SET EXERCISE –
Each record below is to be reproduced without any change.
[START OF MATERIAL FOR THIS EXERCISE]
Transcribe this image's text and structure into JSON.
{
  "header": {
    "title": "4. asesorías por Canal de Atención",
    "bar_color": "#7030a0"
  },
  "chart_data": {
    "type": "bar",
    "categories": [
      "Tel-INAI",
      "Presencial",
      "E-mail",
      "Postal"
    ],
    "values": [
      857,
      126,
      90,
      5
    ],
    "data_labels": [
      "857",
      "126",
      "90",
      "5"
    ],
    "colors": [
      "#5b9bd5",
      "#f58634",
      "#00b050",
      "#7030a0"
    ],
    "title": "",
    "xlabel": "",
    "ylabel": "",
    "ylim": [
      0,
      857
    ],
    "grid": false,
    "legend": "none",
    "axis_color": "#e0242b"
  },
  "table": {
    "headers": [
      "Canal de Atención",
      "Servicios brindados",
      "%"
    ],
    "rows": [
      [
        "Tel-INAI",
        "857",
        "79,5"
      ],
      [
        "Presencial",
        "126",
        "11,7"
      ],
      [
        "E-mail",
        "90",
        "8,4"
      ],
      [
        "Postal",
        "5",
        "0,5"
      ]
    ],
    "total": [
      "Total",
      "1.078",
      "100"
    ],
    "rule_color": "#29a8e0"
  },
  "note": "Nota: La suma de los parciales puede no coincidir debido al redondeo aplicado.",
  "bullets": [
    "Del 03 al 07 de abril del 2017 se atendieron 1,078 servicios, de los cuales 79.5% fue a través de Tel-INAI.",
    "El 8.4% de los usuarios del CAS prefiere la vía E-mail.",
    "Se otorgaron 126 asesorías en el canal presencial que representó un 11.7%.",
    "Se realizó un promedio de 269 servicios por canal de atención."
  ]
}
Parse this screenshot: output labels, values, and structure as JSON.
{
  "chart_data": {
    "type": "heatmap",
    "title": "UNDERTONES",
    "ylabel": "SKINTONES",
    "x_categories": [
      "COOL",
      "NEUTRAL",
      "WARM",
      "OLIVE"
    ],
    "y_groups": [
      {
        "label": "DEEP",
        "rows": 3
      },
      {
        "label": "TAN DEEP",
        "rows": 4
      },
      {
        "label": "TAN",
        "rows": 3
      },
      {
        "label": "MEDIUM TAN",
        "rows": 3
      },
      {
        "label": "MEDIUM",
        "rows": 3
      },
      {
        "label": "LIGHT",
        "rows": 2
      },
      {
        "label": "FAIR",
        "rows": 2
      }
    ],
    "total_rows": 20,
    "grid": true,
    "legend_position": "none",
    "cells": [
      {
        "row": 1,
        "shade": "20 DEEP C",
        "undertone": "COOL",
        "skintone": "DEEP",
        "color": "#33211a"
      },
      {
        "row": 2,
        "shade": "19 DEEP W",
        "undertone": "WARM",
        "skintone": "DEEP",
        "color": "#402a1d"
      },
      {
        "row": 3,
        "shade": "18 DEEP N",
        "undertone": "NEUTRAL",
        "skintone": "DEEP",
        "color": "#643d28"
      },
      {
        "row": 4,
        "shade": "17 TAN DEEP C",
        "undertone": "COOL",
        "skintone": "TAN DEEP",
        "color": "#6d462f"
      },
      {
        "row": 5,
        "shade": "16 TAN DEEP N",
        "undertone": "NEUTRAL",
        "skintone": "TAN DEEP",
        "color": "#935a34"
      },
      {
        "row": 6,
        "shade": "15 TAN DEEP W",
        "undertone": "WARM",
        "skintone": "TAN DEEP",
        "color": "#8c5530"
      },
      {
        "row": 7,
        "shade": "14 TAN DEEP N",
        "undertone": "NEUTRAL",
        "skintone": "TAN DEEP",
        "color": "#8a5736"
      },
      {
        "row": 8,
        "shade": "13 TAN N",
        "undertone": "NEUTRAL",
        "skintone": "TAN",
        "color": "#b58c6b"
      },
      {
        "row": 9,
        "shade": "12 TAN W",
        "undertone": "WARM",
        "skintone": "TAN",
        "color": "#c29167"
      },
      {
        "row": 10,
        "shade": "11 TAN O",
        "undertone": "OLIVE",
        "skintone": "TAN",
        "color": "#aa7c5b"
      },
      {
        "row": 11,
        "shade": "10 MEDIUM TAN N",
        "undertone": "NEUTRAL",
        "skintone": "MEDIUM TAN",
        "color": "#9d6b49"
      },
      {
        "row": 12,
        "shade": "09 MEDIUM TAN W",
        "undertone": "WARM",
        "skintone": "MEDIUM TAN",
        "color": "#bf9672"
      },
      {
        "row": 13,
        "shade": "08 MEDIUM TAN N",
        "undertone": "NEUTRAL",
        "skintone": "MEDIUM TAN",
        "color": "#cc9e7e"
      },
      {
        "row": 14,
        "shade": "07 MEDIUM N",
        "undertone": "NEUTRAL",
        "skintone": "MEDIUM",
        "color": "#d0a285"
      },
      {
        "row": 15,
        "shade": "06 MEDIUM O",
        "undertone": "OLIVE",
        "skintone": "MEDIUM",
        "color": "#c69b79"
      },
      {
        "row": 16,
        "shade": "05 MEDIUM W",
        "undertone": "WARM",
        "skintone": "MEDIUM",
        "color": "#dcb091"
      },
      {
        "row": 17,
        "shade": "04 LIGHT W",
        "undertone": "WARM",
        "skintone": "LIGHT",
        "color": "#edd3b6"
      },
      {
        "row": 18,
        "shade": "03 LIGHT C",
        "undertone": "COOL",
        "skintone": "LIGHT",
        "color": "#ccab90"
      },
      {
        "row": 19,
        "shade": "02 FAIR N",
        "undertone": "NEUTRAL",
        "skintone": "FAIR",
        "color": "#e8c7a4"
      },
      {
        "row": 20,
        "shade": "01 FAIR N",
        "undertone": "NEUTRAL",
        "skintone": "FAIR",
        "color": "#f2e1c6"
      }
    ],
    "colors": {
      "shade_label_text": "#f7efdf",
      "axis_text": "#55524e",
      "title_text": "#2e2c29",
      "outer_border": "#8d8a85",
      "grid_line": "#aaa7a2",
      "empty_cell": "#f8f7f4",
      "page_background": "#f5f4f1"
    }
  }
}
[END OF MATERIAL FOR THIS EXERCISE]
ANSWER FOR THE TASK –
Transcribe this image's text and structure into JSON.
{
  "header": {
    "title": "4. asesorías por Canal de Atención",
    "bar_color": "#7030a0"
  },
  "chart_data": {
    "type": "bar",
    "categories": [
      "Tel-INAI",
      "Presencial",
      "E-mail",
      "Postal"
    ],
    "values": [
      857,
      126,
      90,
      5
    ],
    "data_labels": [
      "857",
      "126",
      "90",
      "5"
    ],
    "colors": [
      "#5b9bd5",
      "#f58634",
      "#00b050",
      "#7030a0"
    ],
    "title": "",
    "xlabel": "",
    "ylabel": "",
    "ylim": [
      0,
      857
    ],
    "grid": false,
    "legend": "none",
    "axis_color": "#e0242b"
  },
  "table": {
    "headers": [
      "Canal de Atención",
      "Servicios brindados",
      "%"
    ],
    "rows": [
      [
        "Tel-INAI",
        "857",
        "79,5"
      ],
      [
        "Presencial",
        "126",
        "11,7"
      ],
      [
        "E-mail",
        "90",
        "8,4"
      ],
      [
        "Postal",
        "5",
        "0,5"
      ]
    ],
    "total": [
      "Total",
      "1.078",
      "100"
    ],
    "rule_color": "#29a8e0"
  },
  "note": "Nota: La suma de los parciales puede no coincidir debido al redondeo aplicado.",
  "bullets": [
    "Del 03 al 07 de abril del 2017 se atendieron 1,078 servicios, de los cuales 79.5% fue a través de Tel-INAI.",
    "El 8.4% de los usuarios del CAS prefiere la vía E-mail.",
    "Se otorgaron 126 asesorías en el canal presencial que representó un 11.7%.",
    "Se realizó un promedio de 269 servicios por canal de atención."
  ]
}
Parse this screenshot: output labels, values, and structure as JSON.
{
  "chart_data": {
    "type": "heatmap",
    "title": "UNDERTONES",
    "ylabel": "SKINTONES",
    "x_categories": [
      "COOL",
      "NEUTRAL",
      "WARM",
      "OLIVE"
    ],
    "y_groups": [
      {
        "label": "DEEP",
        "rows": 3
      },
      {
        "label": "TAN DEEP",
        "rows": 4
      },
      {
        "label": "TAN",
        "rows": 3
      },
      {
        "label": "MEDIUM TAN",
        "rows": 3
      },
      {
        "label": "MEDIUM",
        "rows": 3
      },
      {
        "label": "LIGHT",
        "rows": 2
      },
      {
        "label": "FAIR",
        "rows": 2
      }
    ],
    "total_rows": 20,
    "grid": true,
    "legend_position": "none",
    "cells": [
      {
        "row": 1,
        "shade": "20 DEEP C",
        "undertone": "COOL",
        "skintone": "DEEP",
        "color": "#33211a"
      },
      {
        "row": 2,
        "shade": "19 DEEP W",
        "undertone": "WARM",
        "skintone": "DEEP",
        "color": "#402a1d"
      },
      {
        "row": 3,
        "shade": "18 DEEP N",
        "undertone": "NEUTRAL",
        "skintone": "DEEP",
        "color": "#643d28"
      },
      {
        "row": 4,
        "shade": "17 TAN DEEP C",
        "undertone": "COOL",
        "skintone": "TAN DEEP",
        "color": "#6d462f"
      },
      {
        "row": 5,
        "shade": "16 TAN DEEP N",
        "undertone": "NEUTRAL",
        "skintone": "TAN DEEP",
        "color": "#935a34"
      },
      {
        "row": 6,
        "shade": "15 TAN DEEP W",
        "undertone": "WARM",
        "skintone": "TAN DEEP",
        "color": "#8c5530"
      },
      {
        "row": 7,
        "shade": "14 TAN DEEP N",
        "undertone": "NEUTRAL",
        "skintone": "TAN DEEP",
        "color": "#8a5736"
      },
      {
        "row": 8,
        "shade": "13 TAN N",
        "undertone": "NEUTRAL",
        "skintone": "TAN",
        "color": "#b58c6b"
      },
      {
        "row": 9,
        "shade": "12 TAN W",
        "undertone": "WARM",
        "skintone": "TAN",
        "color": "#c29167"
      },
      {
        "row": 10,
        "shade": "11 TAN O",
        "undertone": "OLIVE",
        "skintone": "TAN",
        "color": "#aa7c5b"
      },
      {
        "row": 11,
        "shade": "10 MEDIUM TAN N",
        "undertone": "NEUTRAL",
        "skintone": "MEDIUM TAN",
        "color": "#9d6b49"
      },
      {
        "row": 12,
        "shade": "09 MEDIUM TAN W",
        "undertone": "WARM",
        "skintone": "MEDIUM TAN",
        "color": "#bf9672"
      },
      {
        "row": 13,
        "shade": "08 MEDIUM TAN N",
        "undertone": "NEUTRAL",
        "skintone": "MEDIUM TAN",
        "color": "#cc9e7e"
      },
      {
        "row": 14,
        "shade": "07 MEDIUM N",
        "undertone": "NEUTRAL",
        "skintone": "MEDIUM",
        "color": "#d0a285"
      },
      {
        "row": 15,
        "shade": "06 MEDIUM O",
        "undertone": "OLIVE",
        "skintone": "MEDIUM",
        "color": "#c69b79"
      },
      {
        "row": 16,
        "shade": "05 MEDIUM W",
        "undertone": "WARM",
        "skintone": "MEDIUM",
        "color": "#dcb091"
      },
      {
        "row": 17,
        "shade": "04 LIGHT W",
        "undertone": "WARM",
        "skintone": "LIGHT",
        "color": "#edd3b6"
      },
      {
        "row": 18,
        "shade": "03 LIGHT C",
        "undertone": "COOL",
        "skintone": "LIGHT",
        "color": "#ccab90"
      },
      {
        "row": 19,
        "shade": "02 FAIR N",
        "undertone": "NEUTRAL",
        "skintone": "FAIR",
        "color": "#e8c7a4"
      },
      {
        "row": 20,
        "shade": "01 FAIR N",
        "undertone": "NEUTRAL",
        "skintone": "FAIR",
        "color": "#f2e1c6"
      }
    ],
    "colors": {
      "shade_label_text": "#f7efdf",
      "axis_text": "#55524e",
      "title_text": "#2e2c29",
      "outer_border": "#8d8a85",
      "grid_line": "#aaa7a2",
      "empty_cell": "#f8f7f4",
      "page_background": "#f5f4f1"
    }
  }
}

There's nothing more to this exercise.